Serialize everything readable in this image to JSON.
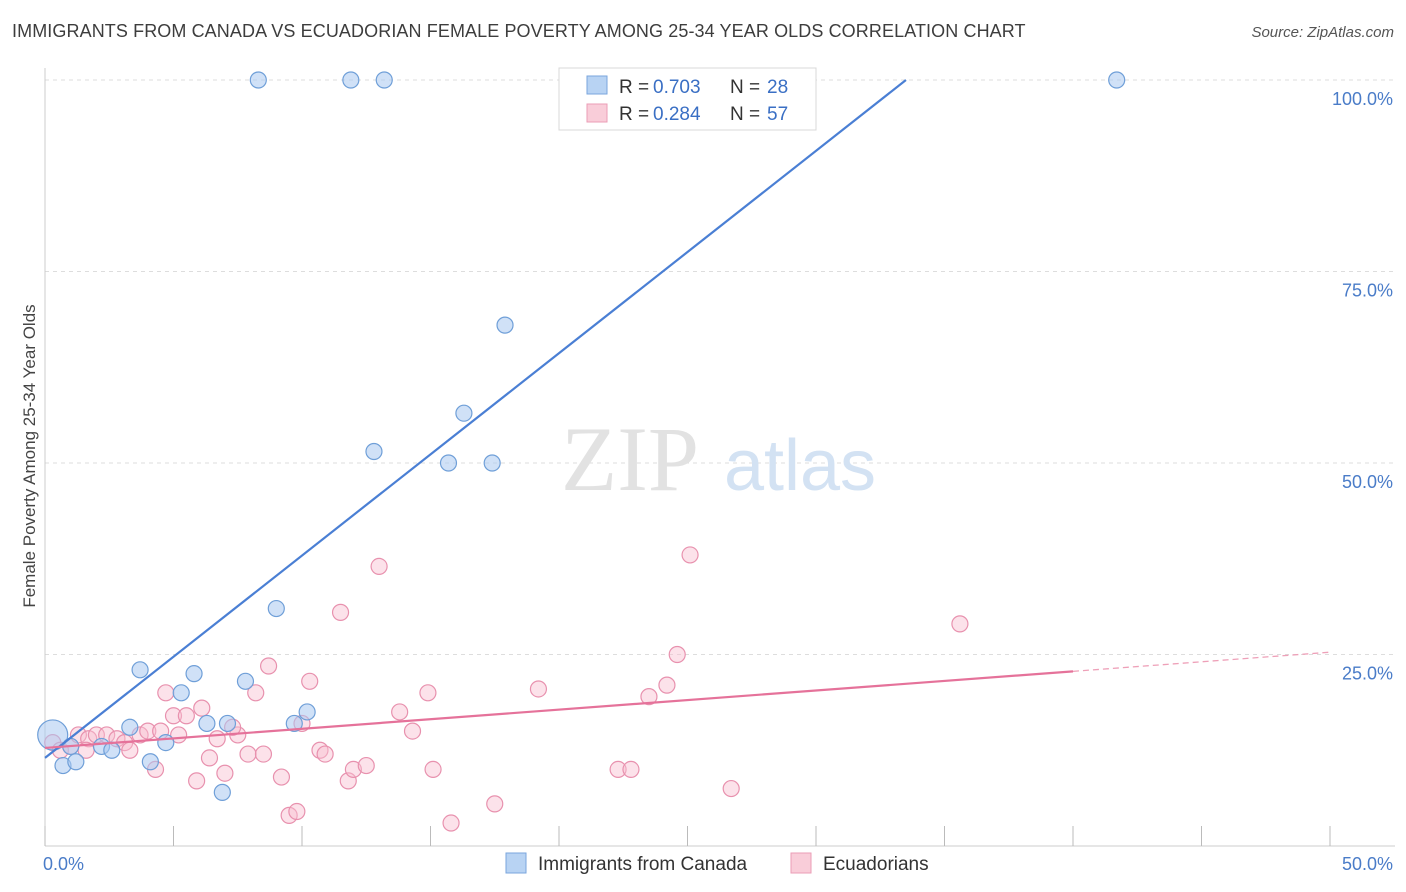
{
  "title": "IMMIGRANTS FROM CANADA VS ECUADORIAN FEMALE POVERTY AMONG 25-34 YEAR OLDS CORRELATION CHART",
  "source": "Source: ZipAtlas.com",
  "watermark": {
    "zip": "ZIP",
    "atlas": "atlas"
  },
  "legend": {
    "r_label": "R =",
    "n_label": "N =",
    "rows": [
      {
        "r": "0.703",
        "n": "28",
        "color": "#a9c8f0",
        "stroke": "#6f9fd8"
      },
      {
        "r": "0.284",
        "n": "57",
        "color": "#f7c0d0",
        "stroke": "#e891ae"
      }
    ]
  },
  "bottom_legend": [
    {
      "label": "Immigrants from Canada",
      "color": "#b8d3f3",
      "stroke": "#7aa6dc"
    },
    {
      "label": "Ecuadorians",
      "color": "#f9cdd9",
      "stroke": "#eb9db6"
    }
  ],
  "chart_data": {
    "type": "scatter",
    "title": "IMMIGRANTS FROM CANADA VS ECUADORIAN FEMALE POVERTY AMONG 25-34 YEAR OLDS CORRELATION CHART",
    "xlabel": "",
    "ylabel": "Female Poverty Among 25-34 Year Olds",
    "xlim": [
      0,
      50
    ],
    "ylim": [
      0,
      100
    ],
    "x_tick_labels": [
      "0.0%",
      "50.0%"
    ],
    "y_tick_labels": [
      "25.0%",
      "50.0%",
      "75.0%",
      "100.0%"
    ],
    "y_ticks": [
      25,
      50,
      75,
      100
    ],
    "grid": true,
    "colors": {
      "canada": "#4a7fd4",
      "ecuador": "#e5729a"
    },
    "series": [
      {
        "name": "Immigrants from Canada",
        "points": [
          [
            0.3,
            14.5
          ],
          [
            0.7,
            10.5
          ],
          [
            1.2,
            11.0
          ],
          [
            2.2,
            13.0
          ],
          [
            2.6,
            12.5
          ],
          [
            3.3,
            15.5
          ],
          [
            3.7,
            23.0
          ],
          [
            4.1,
            11.0
          ],
          [
            4.7,
            13.5
          ],
          [
            5.3,
            20.0
          ],
          [
            5.8,
            22.5
          ],
          [
            6.3,
            16.0
          ],
          [
            6.9,
            7.0
          ],
          [
            7.1,
            16.0
          ],
          [
            7.8,
            21.5
          ],
          [
            9.0,
            31.0
          ],
          [
            9.7,
            16.0
          ],
          [
            10.2,
            17.5
          ],
          [
            8.3,
            100.0
          ],
          [
            11.9,
            100.0
          ],
          [
            13.2,
            100.0
          ],
          [
            12.8,
            51.5
          ],
          [
            15.7,
            50.0
          ],
          [
            16.3,
            56.5
          ],
          [
            17.4,
            50.0
          ],
          [
            17.9,
            68.0
          ],
          [
            41.7,
            100.0
          ],
          [
            1.0,
            13.0
          ]
        ],
        "trend": [
          [
            0.0,
            11.5
          ],
          [
            33.5,
            100.0
          ]
        ]
      },
      {
        "name": "Ecuadorians",
        "points": [
          [
            0.3,
            13.5
          ],
          [
            0.6,
            12.5
          ],
          [
            1.0,
            13.0
          ],
          [
            1.3,
            14.5
          ],
          [
            1.7,
            14.0
          ],
          [
            2.0,
            14.5
          ],
          [
            2.4,
            14.5
          ],
          [
            2.8,
            14.0
          ],
          [
            3.1,
            13.5
          ],
          [
            3.3,
            12.5
          ],
          [
            3.7,
            14.5
          ],
          [
            4.0,
            15.0
          ],
          [
            4.3,
            10.0
          ],
          [
            4.7,
            20.0
          ],
          [
            5.0,
            17.0
          ],
          [
            5.2,
            14.5
          ],
          [
            5.5,
            17.0
          ],
          [
            5.9,
            8.5
          ],
          [
            6.1,
            18.0
          ],
          [
            6.4,
            11.5
          ],
          [
            6.7,
            14.0
          ],
          [
            7.0,
            9.5
          ],
          [
            7.5,
            14.5
          ],
          [
            7.9,
            12.0
          ],
          [
            8.2,
            20.0
          ],
          [
            8.5,
            12.0
          ],
          [
            8.7,
            23.5
          ],
          [
            9.2,
            9.0
          ],
          [
            9.5,
            4.0
          ],
          [
            9.8,
            4.5
          ],
          [
            10.0,
            16.0
          ],
          [
            10.3,
            21.5
          ],
          [
            10.7,
            12.5
          ],
          [
            10.9,
            12.0
          ],
          [
            11.5,
            30.5
          ],
          [
            11.8,
            8.5
          ],
          [
            12.0,
            10.0
          ],
          [
            12.5,
            10.5
          ],
          [
            13.0,
            36.5
          ],
          [
            13.8,
            17.5
          ],
          [
            14.3,
            15.0
          ],
          [
            14.9,
            20.0
          ],
          [
            15.1,
            10.0
          ],
          [
            15.8,
            3.0
          ],
          [
            17.5,
            5.5
          ],
          [
            19.2,
            20.5
          ],
          [
            22.3,
            10.0
          ],
          [
            22.8,
            10.0
          ],
          [
            23.5,
            19.5
          ],
          [
            24.2,
            21.0
          ],
          [
            24.6,
            25.0
          ],
          [
            25.1,
            38.0
          ],
          [
            26.7,
            7.5
          ],
          [
            35.6,
            29.0
          ],
          [
            1.6,
            12.5
          ],
          [
            4.5,
            15.0
          ],
          [
            7.3,
            15.5
          ]
        ],
        "trend": [
          [
            0.0,
            12.8
          ],
          [
            40.0,
            22.8
          ]
        ],
        "trend_dashed": [
          [
            40.0,
            22.8
          ],
          [
            50.0,
            25.3
          ]
        ]
      }
    ]
  }
}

* [Short problem] Copy the material exactly. Do not include the pictures.

* [Task answer]
Serialize everything readable in this image to JSON.
{
  "title": "IMMIGRANTS FROM CANADA VS ECUADORIAN FEMALE POVERTY AMONG 25-34 YEAR OLDS CORRELATION CHART",
  "source": "Source: ZipAtlas.com",
  "watermark": {
    "zip": "ZIP",
    "atlas": "atlas"
  },
  "legend": {
    "r_label": "R =",
    "n_label": "N =",
    "rows": [
      {
        "r": "0.703",
        "n": "28",
        "color": "#a9c8f0",
        "stroke": "#6f9fd8"
      },
      {
        "r": "0.284",
        "n": "57",
        "color": "#f7c0d0",
        "stroke": "#e891ae"
      }
    ]
  },
  "bottom_legend": [
    {
      "label": "Immigrants from Canada",
      "color": "#b8d3f3",
      "stroke": "#7aa6dc"
    },
    {
      "label": "Ecuadorians",
      "color": "#f9cdd9",
      "stroke": "#eb9db6"
    }
  ],
  "chart_data": {
    "type": "scatter",
    "title": "IMMIGRANTS FROM CANADA VS ECUADORIAN FEMALE POVERTY AMONG 25-34 YEAR OLDS CORRELATION CHART",
    "xlabel": "",
    "ylabel": "Female Poverty Among 25-34 Year Olds",
    "xlim": [
      0,
      50
    ],
    "ylim": [
      0,
      100
    ],
    "x_tick_labels": [
      "0.0%",
      "50.0%"
    ],
    "y_tick_labels": [
      "25.0%",
      "50.0%",
      "75.0%",
      "100.0%"
    ],
    "y_ticks": [
      25,
      50,
      75,
      100
    ],
    "grid": true,
    "colors": {
      "canada": "#4a7fd4",
      "ecuador": "#e5729a"
    },
    "series": [
      {
        "name": "Immigrants from Canada",
        "points": [
          [
            0.3,
            14.5
          ],
          [
            0.7,
            10.5
          ],
          [
            1.2,
            11.0
          ],
          [
            2.2,
            13.0
          ],
          [
            2.6,
            12.5
          ],
          [
            3.3,
            15.5
          ],
          [
            3.7,
            23.0
          ],
          [
            4.1,
            11.0
          ],
          [
            4.7,
            13.5
          ],
          [
            5.3,
            20.0
          ],
          [
            5.8,
            22.5
          ],
          [
            6.3,
            16.0
          ],
          [
            6.9,
            7.0
          ],
          [
            7.1,
            16.0
          ],
          [
            7.8,
            21.5
          ],
          [
            9.0,
            31.0
          ],
          [
            9.7,
            16.0
          ],
          [
            10.2,
            17.5
          ],
          [
            8.3,
            100.0
          ],
          [
            11.9,
            100.0
          ],
          [
            13.2,
            100.0
          ],
          [
            12.8,
            51.5
          ],
          [
            15.7,
            50.0
          ],
          [
            16.3,
            56.5
          ],
          [
            17.4,
            50.0
          ],
          [
            17.9,
            68.0
          ],
          [
            41.7,
            100.0
          ],
          [
            1.0,
            13.0
          ]
        ],
        "trend": [
          [
            0.0,
            11.5
          ],
          [
            33.5,
            100.0
          ]
        ]
      },
      {
        "name": "Ecuadorians",
        "points": [
          [
            0.3,
            13.5
          ],
          [
            0.6,
            12.5
          ],
          [
            1.0,
            13.0
          ],
          [
            1.3,
            14.5
          ],
          [
            1.7,
            14.0
          ],
          [
            2.0,
            14.5
          ],
          [
            2.4,
            14.5
          ],
          [
            2.8,
            14.0
          ],
          [
            3.1,
            13.5
          ],
          [
            3.3,
            12.5
          ],
          [
            3.7,
            14.5
          ],
          [
            4.0,
            15.0
          ],
          [
            4.3,
            10.0
          ],
          [
            4.7,
            20.0
          ],
          [
            5.0,
            17.0
          ],
          [
            5.2,
            14.5
          ],
          [
            5.5,
            17.0
          ],
          [
            5.9,
            8.5
          ],
          [
            6.1,
            18.0
          ],
          [
            6.4,
            11.5
          ],
          [
            6.7,
            14.0
          ],
          [
            7.0,
            9.5
          ],
          [
            7.5,
            14.5
          ],
          [
            7.9,
            12.0
          ],
          [
            8.2,
            20.0
          ],
          [
            8.5,
            12.0
          ],
          [
            8.7,
            23.5
          ],
          [
            9.2,
            9.0
          ],
          [
            9.5,
            4.0
          ],
          [
            9.8,
            4.5
          ],
          [
            10.0,
            16.0
          ],
          [
            10.3,
            21.5
          ],
          [
            10.7,
            12.5
          ],
          [
            10.9,
            12.0
          ],
          [
            11.5,
            30.5
          ],
          [
            11.8,
            8.5
          ],
          [
            12.0,
            10.0
          ],
          [
            12.5,
            10.5
          ],
          [
            13.0,
            36.5
          ],
          [
            13.8,
            17.5
          ],
          [
            14.3,
            15.0
          ],
          [
            14.9,
            20.0
          ],
          [
            15.1,
            10.0
          ],
          [
            15.8,
            3.0
          ],
          [
            17.5,
            5.5
          ],
          [
            19.2,
            20.5
          ],
          [
            22.3,
            10.0
          ],
          [
            22.8,
            10.0
          ],
          [
            23.5,
            19.5
          ],
          [
            24.2,
            21.0
          ],
          [
            24.6,
            25.0
          ],
          [
            25.1,
            38.0
          ],
          [
            26.7,
            7.5
          ],
          [
            35.6,
            29.0
          ],
          [
            1.6,
            12.5
          ],
          [
            4.5,
            15.0
          ],
          [
            7.3,
            15.5
          ]
        ],
        "trend": [
          [
            0.0,
            12.8
          ],
          [
            40.0,
            22.8
          ]
        ],
        "trend_dashed": [
          [
            40.0,
            22.8
          ],
          [
            50.0,
            25.3
          ]
        ]
      }
    ]
  }
}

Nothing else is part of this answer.